Write the next passage of the parliamentary speech on the Canadian lands question, starting after its final sentence. The data that follows the speech is not part of it.

— begin TEXT EXCERPT —

Lord Glenelg gave another reason, which was, that the Constitutional Act of 1791 had purposely left this subject to be dealt with by the local Legislature of the province. That was the impression which prevailed at that time and up to the year 1840, and which, as I shall presently show, turned out to be an erroneous construction of that Act. The Legislature of Canada, thus prompted by the Colonial Minister to dispose of the question, again entered upon its discussion. I find that subsequent to 1835 Bills again passed through the House of Assembly to which the Legislative Council refused its assent; but in the year 1839 both Houses concurred in a measure vesting those lands, free from any condition whatever, I believe, in the Crown, or, at all events, referring this question to be dealt with by the Imperial Parliament. At that time, the noble Lord, now the leader of this House, was Colonial Minister; and this was the language in which he replied to that proposal:—
"I cannot admit that there exist in this country greater facilities than in Upper Canada for the adjustment of this controversy; on the contrary, the provincial Legislature will bring to the decision of it an extent of accurate information as to the wants and general opinion of society in that country on which Parliament is unavoidably deficient."

— end TEXT EXCERPT —
— begin LISTED RECORDS —

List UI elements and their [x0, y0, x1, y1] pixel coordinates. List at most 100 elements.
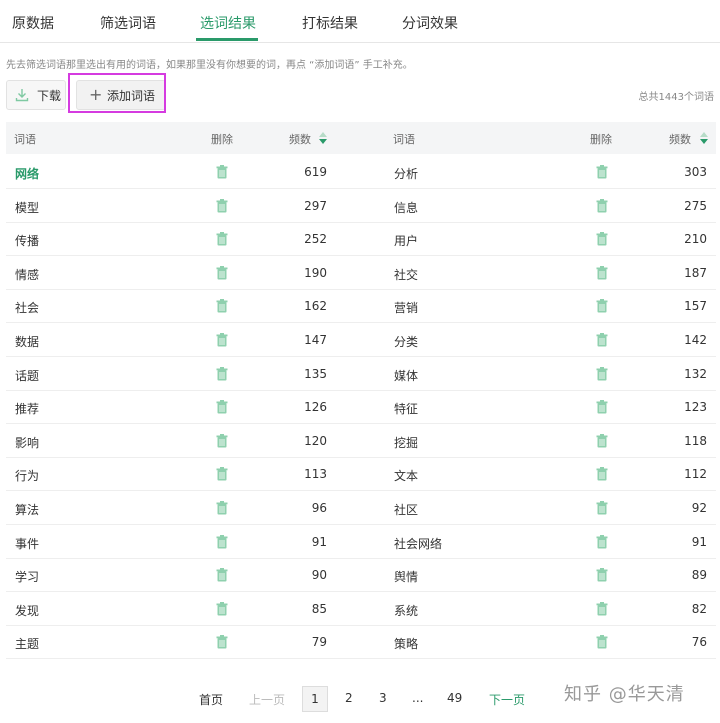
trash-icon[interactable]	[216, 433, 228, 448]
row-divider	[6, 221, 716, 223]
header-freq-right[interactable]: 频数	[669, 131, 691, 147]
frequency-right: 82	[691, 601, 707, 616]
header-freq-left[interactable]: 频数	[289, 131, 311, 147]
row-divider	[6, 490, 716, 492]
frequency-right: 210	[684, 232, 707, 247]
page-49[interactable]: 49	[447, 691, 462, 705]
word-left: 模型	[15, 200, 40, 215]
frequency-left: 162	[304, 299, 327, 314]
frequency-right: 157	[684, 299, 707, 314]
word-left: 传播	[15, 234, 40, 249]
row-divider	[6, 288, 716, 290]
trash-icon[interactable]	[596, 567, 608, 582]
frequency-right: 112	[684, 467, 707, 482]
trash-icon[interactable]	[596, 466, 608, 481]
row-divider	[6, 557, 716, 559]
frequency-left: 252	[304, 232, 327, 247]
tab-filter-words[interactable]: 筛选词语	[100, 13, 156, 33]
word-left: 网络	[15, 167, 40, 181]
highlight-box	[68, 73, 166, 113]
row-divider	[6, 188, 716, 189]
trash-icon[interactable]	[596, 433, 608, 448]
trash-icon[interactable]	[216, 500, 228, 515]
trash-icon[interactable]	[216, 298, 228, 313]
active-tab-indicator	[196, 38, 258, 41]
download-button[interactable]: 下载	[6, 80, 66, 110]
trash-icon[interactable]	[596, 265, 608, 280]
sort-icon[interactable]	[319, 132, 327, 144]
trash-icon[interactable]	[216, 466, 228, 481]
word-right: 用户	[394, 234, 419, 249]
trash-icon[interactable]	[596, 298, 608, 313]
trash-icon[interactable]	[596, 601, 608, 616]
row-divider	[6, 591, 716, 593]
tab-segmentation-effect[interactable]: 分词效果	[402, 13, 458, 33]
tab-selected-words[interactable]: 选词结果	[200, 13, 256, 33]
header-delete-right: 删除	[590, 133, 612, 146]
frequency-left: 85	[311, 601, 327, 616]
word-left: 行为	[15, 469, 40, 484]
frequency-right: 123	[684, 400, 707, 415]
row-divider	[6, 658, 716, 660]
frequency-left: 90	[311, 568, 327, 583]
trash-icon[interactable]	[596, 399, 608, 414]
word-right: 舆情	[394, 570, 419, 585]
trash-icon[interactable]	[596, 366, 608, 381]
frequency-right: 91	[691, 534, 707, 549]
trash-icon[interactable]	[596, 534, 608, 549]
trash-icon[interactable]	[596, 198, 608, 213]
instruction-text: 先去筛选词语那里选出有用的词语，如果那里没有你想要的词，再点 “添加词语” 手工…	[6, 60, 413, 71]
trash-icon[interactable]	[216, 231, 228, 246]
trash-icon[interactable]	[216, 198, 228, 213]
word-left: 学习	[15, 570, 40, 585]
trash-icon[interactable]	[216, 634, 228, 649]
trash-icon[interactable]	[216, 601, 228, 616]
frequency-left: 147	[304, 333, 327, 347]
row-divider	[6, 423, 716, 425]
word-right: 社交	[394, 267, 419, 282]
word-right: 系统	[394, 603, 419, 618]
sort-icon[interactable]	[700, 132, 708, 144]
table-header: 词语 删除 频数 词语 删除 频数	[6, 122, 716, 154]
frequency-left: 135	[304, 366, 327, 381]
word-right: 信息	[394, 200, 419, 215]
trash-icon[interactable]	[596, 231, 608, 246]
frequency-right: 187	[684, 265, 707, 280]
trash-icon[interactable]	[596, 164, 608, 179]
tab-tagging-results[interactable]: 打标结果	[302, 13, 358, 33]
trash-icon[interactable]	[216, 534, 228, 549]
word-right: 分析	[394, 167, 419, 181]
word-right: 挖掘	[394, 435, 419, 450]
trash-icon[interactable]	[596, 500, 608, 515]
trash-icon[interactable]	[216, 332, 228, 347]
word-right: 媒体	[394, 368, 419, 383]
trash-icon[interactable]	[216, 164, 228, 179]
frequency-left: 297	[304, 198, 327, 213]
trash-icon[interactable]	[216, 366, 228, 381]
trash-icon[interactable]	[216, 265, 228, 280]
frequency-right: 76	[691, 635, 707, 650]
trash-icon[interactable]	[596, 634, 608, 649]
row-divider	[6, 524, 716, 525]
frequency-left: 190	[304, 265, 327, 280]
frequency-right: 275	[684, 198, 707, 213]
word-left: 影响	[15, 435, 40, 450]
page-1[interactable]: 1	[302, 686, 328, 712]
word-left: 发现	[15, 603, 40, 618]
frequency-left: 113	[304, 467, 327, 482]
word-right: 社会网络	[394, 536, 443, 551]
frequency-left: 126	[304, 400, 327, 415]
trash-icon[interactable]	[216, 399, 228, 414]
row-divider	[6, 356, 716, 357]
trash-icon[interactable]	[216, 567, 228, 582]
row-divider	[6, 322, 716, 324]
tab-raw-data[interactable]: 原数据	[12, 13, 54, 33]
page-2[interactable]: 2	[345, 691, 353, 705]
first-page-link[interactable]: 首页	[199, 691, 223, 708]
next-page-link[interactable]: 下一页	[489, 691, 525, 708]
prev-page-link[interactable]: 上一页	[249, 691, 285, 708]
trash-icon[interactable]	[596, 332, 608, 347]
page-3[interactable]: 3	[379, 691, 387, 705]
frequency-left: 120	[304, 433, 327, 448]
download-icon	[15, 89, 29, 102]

— end LISTED RECORDS —

-- RESPONSE BELOW --
Thus you see that a second time the Colonial Minister refused to advise the British Parliament to deal with this question, and referred it as one proper to be regulated by the local Legislature. Well, upon this second invitation, I find that the two Houses of Legislature did succeed in agreeing to a measure, and passed—I believe mainly owing to the tact and Parlia- mentary management of Lord Sydenham, then Governor General—a Bill which was carried by a very narrow majority in the House of Assembly; a Bill, I must say, giving the Church of England much more favourable terms than could have been expected when you remember the previous course of the House of Assembly on the subject. That Bill came home to this country, and, according to the constitutional provision, was laid on the table of this and the other House of Parliament for thirty days prior to Her Majesty's pleasure being signified with respect to it. In that interval an objection was taken by the Bishop of Exeter, that the Legislature of Upper Canada had exceeded its powers in dealing with this question—that the Constitutional Act of 1791 gave it no power at all, except such as was prospective only. That question was referred to the Judges, and they reported upon it in these words:—
"We are all of opinion that the effect of the 41st section of the Act of 1791 is prospective, and that the powers thereby vested in the Legislative Council and the House of Assembly of either of the provinces cannot be extended to affect lands which have been already appropriated."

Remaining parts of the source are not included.